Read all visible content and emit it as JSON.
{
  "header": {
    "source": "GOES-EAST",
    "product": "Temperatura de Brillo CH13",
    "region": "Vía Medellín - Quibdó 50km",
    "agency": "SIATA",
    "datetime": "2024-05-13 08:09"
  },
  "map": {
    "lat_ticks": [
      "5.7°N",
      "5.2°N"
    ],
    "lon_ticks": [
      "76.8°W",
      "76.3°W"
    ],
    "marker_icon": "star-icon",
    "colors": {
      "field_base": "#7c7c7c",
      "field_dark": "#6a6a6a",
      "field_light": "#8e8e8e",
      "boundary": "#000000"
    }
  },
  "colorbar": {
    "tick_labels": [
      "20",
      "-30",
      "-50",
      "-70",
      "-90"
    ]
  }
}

____

▶ Exercise aim: Print out every entry, keeping each one exact.

▶ Output:
Read all visible content and emit it as JSON.
{
  "header": {
    "source": "GOES-EAST",
    "product": "Temperatura de Brillo CH13",
    "region": "Vía Medellín - Quibdó 50km",
    "agency": "SIATA",
    "datetime": "2024-05-13 08:09"
  },
  "map": {
    "lat_ticks": [
      "5.7°N",
      "5.2°N"
    ],
    "lon_ticks": [
      "76.8°W",
      "76.3°W"
    ],
    "marker_icon": "star-icon",
    "colors": {
      "field_base": "#7c7c7c",
      "field_dark": "#6a6a6a",
      "field_light": "#8e8e8e",
      "boundary": "#000000"
    }
  },
  "colorbar": {
    "tick_labels": [
      "20",
      "-30",
      "-50",
      "-70",
      "-90"
    ]
  }
}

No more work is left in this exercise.